TASK: Report the number of lines where the string "Types" occurs, and write nothing else.

STORED ROWS:
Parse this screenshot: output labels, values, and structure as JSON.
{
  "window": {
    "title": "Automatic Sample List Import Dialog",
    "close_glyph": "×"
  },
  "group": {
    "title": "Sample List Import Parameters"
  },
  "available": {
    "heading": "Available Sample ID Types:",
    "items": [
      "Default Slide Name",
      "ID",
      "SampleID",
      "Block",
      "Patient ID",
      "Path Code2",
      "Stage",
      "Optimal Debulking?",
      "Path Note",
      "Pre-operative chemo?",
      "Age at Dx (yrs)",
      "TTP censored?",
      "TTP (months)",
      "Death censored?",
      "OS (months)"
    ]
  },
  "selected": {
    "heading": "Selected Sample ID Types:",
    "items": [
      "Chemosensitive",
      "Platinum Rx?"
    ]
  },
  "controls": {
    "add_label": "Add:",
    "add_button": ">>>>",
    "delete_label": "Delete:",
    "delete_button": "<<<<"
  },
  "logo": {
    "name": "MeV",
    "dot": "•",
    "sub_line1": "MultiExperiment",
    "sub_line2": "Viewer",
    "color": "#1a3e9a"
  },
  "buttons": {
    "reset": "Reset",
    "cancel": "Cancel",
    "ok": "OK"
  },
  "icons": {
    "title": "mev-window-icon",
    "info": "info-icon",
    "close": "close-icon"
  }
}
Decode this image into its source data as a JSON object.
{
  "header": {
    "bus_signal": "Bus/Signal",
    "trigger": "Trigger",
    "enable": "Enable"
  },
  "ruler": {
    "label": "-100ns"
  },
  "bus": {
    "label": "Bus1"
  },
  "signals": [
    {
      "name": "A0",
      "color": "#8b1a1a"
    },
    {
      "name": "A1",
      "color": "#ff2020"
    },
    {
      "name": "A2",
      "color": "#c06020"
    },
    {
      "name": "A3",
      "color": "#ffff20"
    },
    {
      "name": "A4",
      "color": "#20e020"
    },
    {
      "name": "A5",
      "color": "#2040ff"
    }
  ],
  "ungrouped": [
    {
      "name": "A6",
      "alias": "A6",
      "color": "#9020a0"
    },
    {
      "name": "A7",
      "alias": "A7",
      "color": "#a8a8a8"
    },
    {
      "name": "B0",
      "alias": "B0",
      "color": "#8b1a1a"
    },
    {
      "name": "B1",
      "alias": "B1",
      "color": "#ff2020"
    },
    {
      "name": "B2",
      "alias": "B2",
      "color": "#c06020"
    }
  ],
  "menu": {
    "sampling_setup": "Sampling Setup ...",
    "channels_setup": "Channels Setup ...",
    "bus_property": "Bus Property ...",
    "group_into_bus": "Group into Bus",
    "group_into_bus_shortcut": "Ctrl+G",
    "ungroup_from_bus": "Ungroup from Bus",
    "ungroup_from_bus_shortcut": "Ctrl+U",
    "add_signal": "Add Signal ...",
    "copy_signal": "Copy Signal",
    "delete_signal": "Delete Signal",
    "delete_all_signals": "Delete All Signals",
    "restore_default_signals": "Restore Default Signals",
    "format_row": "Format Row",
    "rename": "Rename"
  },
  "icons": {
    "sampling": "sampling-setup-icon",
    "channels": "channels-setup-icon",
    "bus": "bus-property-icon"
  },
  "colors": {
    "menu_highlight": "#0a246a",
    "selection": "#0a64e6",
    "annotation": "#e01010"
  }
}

EXERCISE RESULT: 2